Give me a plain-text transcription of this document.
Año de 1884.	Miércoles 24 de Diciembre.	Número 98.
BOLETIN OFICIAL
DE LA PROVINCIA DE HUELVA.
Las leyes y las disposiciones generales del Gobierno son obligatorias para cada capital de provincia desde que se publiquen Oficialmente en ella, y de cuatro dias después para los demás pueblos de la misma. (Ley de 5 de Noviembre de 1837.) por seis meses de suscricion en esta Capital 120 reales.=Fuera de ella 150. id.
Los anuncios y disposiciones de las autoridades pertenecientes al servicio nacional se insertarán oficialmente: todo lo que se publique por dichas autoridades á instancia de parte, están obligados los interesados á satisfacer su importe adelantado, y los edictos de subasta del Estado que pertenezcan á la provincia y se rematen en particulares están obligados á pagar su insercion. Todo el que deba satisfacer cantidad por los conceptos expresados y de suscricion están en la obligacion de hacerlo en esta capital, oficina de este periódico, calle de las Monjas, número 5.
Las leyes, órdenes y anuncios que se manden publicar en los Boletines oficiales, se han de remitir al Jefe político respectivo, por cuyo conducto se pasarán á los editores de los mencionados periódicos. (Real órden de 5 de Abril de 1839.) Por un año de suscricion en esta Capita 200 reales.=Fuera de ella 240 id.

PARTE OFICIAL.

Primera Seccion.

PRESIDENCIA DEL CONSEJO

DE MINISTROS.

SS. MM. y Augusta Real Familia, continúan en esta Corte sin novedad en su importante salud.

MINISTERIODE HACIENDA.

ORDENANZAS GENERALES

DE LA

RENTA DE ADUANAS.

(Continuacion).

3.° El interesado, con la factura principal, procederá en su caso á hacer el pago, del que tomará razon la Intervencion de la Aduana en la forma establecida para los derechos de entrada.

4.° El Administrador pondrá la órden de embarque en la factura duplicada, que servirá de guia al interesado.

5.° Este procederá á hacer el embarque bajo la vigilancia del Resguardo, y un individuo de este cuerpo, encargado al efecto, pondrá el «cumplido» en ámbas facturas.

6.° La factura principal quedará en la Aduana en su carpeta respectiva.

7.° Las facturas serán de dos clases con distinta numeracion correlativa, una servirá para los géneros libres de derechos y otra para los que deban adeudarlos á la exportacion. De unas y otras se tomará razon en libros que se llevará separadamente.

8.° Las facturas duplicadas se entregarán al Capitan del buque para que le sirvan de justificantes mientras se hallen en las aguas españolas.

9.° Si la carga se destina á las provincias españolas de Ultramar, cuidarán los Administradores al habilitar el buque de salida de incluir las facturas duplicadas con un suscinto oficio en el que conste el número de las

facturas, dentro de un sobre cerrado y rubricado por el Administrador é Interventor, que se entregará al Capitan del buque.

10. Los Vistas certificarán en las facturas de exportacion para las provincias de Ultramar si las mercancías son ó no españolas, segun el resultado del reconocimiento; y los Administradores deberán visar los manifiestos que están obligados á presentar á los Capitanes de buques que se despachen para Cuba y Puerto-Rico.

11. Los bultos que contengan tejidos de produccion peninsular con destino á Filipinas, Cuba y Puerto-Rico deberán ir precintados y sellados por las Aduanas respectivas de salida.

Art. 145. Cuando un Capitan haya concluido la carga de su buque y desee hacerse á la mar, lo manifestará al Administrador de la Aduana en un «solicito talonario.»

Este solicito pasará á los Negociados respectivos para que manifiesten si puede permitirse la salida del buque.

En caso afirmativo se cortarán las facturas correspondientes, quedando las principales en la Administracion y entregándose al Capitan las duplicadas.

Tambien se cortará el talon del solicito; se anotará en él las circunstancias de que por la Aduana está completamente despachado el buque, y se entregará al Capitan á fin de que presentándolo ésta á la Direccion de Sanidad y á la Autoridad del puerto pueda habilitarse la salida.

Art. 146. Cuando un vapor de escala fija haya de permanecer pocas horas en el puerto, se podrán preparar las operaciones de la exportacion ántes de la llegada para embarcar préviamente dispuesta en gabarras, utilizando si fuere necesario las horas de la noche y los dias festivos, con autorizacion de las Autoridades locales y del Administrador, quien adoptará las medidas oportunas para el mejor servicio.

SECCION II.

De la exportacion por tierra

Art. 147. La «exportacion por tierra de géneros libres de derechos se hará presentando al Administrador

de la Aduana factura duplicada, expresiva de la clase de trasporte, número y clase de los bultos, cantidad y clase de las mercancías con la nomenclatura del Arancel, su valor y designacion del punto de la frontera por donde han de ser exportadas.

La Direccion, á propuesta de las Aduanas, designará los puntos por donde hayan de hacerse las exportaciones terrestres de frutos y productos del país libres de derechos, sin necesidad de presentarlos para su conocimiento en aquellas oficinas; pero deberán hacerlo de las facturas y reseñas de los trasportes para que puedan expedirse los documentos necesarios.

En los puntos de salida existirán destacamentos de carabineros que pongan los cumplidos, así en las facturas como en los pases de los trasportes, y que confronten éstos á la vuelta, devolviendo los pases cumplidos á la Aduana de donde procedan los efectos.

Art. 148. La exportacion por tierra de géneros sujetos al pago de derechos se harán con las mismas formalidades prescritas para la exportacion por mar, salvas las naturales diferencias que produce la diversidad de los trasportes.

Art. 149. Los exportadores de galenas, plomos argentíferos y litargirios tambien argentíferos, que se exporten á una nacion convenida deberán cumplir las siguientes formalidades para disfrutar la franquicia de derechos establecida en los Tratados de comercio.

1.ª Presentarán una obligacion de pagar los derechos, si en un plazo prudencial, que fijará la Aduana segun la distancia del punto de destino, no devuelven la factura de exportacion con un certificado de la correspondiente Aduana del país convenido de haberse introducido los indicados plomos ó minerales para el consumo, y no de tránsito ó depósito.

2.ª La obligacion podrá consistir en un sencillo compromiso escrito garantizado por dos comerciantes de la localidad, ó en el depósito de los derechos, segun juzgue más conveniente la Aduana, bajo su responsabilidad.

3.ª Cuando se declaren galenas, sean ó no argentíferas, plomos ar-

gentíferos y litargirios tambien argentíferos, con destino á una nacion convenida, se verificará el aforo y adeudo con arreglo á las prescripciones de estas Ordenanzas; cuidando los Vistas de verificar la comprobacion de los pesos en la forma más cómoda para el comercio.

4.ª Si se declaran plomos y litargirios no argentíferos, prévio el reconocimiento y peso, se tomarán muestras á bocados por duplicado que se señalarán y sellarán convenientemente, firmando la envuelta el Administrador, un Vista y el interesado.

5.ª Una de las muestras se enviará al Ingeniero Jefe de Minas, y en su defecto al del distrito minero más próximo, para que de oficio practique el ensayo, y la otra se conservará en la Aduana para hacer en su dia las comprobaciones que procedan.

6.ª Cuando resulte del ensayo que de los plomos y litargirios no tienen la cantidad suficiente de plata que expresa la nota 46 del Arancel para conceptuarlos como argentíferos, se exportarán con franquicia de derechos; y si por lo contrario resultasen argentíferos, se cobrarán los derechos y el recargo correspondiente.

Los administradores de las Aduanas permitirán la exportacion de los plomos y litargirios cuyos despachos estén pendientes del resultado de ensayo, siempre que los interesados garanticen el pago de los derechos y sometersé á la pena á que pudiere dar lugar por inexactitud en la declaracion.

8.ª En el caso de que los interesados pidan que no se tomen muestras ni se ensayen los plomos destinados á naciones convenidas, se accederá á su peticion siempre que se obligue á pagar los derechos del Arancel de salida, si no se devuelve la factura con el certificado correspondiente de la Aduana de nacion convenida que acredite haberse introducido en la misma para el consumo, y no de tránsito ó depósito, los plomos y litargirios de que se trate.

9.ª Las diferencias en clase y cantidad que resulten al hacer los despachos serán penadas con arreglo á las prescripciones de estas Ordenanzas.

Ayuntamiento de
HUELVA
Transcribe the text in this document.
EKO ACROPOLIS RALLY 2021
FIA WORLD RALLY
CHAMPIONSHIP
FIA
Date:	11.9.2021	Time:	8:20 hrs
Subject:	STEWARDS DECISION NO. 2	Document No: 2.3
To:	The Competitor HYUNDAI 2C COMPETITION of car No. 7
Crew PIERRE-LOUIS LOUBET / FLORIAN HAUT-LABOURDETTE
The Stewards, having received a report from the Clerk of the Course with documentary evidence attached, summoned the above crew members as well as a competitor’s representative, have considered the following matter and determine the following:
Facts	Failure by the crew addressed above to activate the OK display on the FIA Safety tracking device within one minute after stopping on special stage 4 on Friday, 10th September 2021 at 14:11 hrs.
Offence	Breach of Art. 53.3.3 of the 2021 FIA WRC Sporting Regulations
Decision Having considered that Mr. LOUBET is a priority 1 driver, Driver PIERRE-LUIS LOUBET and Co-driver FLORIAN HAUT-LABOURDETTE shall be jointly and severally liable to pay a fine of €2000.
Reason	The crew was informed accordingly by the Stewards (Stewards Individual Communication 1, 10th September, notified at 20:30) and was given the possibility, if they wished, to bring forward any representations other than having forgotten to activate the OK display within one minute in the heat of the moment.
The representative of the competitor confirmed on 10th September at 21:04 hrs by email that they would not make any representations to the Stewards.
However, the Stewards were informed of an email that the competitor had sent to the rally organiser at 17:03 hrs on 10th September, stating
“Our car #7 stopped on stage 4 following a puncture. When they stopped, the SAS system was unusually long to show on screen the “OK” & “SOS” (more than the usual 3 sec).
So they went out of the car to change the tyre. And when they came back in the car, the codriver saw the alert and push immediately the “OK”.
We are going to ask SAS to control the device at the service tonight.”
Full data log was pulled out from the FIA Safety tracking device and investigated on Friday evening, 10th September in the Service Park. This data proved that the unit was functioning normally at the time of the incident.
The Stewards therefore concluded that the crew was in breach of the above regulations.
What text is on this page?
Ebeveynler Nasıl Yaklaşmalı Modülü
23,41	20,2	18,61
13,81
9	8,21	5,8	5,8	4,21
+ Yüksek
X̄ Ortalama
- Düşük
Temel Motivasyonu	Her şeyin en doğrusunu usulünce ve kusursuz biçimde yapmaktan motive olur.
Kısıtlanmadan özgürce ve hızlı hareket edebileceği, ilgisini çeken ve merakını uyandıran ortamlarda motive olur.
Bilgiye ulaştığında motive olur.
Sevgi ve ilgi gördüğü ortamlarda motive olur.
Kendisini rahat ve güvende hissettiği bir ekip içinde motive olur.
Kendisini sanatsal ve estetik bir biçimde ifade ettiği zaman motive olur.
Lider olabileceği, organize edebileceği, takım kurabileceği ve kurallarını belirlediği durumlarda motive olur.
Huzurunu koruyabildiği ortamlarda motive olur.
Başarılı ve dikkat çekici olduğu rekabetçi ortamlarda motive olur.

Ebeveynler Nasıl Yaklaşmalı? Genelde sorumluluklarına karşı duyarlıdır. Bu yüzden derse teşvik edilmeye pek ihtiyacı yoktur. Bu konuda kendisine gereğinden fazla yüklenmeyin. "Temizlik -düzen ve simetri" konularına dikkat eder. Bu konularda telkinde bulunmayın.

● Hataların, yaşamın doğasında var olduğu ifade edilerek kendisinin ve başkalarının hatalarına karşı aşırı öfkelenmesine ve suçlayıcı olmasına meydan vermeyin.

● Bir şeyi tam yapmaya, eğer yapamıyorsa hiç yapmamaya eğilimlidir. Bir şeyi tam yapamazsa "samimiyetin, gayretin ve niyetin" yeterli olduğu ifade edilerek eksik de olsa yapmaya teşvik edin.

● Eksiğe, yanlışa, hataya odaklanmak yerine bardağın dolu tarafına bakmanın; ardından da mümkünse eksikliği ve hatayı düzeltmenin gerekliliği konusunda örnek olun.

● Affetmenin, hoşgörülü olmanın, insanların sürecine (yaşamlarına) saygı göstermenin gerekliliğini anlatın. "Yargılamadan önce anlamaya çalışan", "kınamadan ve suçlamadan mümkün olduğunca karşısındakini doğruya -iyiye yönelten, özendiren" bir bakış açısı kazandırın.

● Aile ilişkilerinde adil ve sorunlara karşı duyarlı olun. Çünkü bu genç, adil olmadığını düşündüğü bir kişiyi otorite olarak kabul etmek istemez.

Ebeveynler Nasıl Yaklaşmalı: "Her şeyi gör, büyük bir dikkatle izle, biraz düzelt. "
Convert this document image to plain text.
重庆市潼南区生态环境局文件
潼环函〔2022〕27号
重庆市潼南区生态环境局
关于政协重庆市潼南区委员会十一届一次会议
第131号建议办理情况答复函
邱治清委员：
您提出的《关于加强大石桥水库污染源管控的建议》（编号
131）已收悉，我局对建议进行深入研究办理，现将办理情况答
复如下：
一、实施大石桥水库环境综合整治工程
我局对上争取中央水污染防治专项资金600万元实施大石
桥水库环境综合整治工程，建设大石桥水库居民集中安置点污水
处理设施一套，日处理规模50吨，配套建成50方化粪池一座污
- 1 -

********

**Task brief:**
In the listing above, how many lines include the word "anuncios"? Answer with the number and nothing more.

**Task response:**
2